_GOAL_
In the listing below, arrange the lines from the one with "Patent image size: (1084, 388)." up to and including the one with "The suction side 40 is at (655, 88)." as a JSON list of strings, one string per line, leaving out blank lines.

Recorded data:
══════════════════════════════

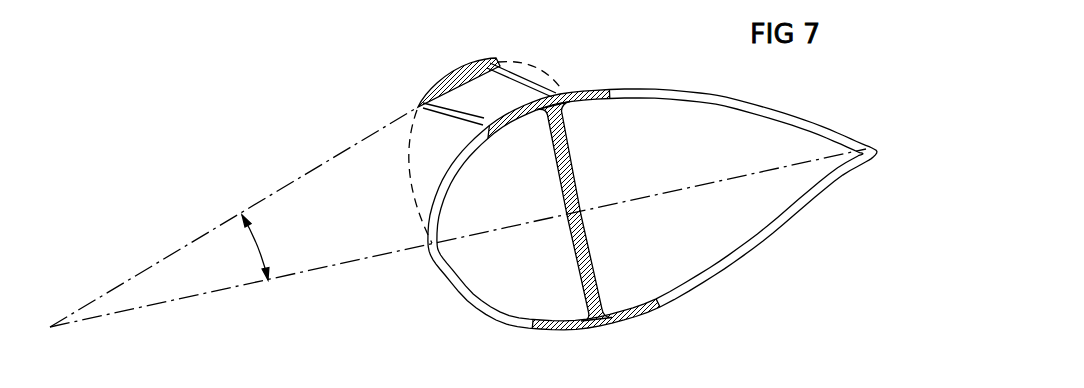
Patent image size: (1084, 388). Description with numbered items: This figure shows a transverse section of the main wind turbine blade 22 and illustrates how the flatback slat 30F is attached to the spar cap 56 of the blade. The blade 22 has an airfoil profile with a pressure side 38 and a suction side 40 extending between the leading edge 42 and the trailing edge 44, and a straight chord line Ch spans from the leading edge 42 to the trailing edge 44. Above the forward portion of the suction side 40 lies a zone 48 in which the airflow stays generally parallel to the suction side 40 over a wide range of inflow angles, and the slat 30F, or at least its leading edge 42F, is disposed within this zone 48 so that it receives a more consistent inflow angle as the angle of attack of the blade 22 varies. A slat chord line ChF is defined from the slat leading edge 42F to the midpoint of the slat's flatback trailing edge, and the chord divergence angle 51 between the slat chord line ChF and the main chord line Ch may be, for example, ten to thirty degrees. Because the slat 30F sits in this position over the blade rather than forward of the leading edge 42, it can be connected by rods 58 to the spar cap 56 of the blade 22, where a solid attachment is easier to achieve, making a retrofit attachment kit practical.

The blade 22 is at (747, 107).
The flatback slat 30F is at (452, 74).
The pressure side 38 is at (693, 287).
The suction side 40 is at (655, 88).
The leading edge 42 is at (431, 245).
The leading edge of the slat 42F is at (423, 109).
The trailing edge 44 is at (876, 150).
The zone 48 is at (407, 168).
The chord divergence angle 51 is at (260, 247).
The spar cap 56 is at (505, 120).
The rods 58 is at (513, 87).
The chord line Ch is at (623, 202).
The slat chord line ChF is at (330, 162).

══════════════════════════════

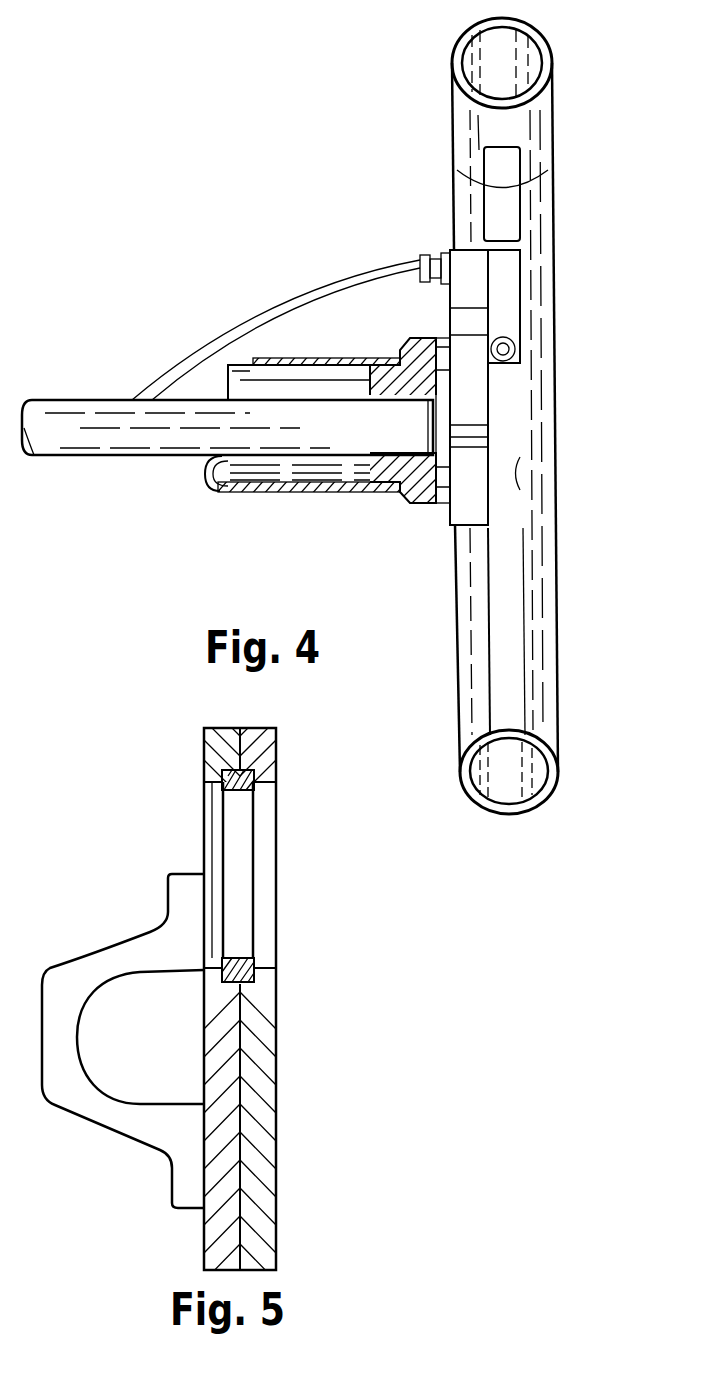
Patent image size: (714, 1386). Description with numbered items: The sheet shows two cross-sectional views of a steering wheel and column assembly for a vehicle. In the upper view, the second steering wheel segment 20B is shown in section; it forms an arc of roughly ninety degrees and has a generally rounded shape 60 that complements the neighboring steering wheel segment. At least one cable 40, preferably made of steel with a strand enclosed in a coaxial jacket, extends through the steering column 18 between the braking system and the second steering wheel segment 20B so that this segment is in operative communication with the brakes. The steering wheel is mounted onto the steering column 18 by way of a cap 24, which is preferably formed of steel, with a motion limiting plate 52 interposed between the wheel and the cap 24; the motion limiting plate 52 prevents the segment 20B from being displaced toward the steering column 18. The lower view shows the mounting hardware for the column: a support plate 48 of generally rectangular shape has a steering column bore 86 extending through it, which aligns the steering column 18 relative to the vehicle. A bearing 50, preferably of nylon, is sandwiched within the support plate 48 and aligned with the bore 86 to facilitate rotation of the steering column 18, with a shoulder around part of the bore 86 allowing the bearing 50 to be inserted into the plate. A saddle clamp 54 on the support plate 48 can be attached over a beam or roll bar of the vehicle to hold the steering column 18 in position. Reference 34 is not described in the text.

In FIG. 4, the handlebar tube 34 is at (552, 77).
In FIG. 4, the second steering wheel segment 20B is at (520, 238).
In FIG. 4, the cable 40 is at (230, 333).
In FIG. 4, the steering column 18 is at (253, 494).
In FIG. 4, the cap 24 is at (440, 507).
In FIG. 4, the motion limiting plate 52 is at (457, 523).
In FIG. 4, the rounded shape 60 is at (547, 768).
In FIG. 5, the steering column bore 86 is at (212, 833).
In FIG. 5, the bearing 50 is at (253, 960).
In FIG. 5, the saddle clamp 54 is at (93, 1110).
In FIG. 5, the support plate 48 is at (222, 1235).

══════════════════════════════

_SOLUTION TO THIS EXERCISE_
[
  "Patent image size: (1084, 388). Description with numbered items: This figure shows a transverse section of the main wind turbine blade 22 and illustrates how the flatback slat 30F is attached to the spar cap 56 of the blade. The blade 22 has an airfoil profile with a pressure side 38 and a suction side 40 extending between the leading edge 42 and the trailing edge 44, and a straight chord line Ch spans from the leading edge 42 to the trailing edge 44. Above the forward portion of the suction side 40 lies a zone 48 in which the airflow stays generally parallel to the suction side 40 over a wide range of inflow angles, and the slat 30F, or at least its leading edge 42F, is disposed within this zone 48 so that it receives a more consistent inflow angle as the angle of attack of the blade 22 varies. A slat chord line ChF is defined from the slat leading edge 42F to the midpoint of the slat's flatback trailing edge, and the chord divergence angle 51 between the slat chord line ChF and the main chord line Ch may be, for example, ten to thirty degrees. Because the slat 30F sits in this position over the blade rather than forward of the leading edge 42, it can be connected by rods 58 to the spar cap 56 of the blade 22, where a solid attachment is easier to achieve, making a retrofit attachment kit practical.",
  "The blade 22 is at (747, 107).",
  "The flatback slat 30F is at (452, 74).",
  "The pressure side 38 is at (693, 287).",
  "The suction side 40 is at (655, 88)."
]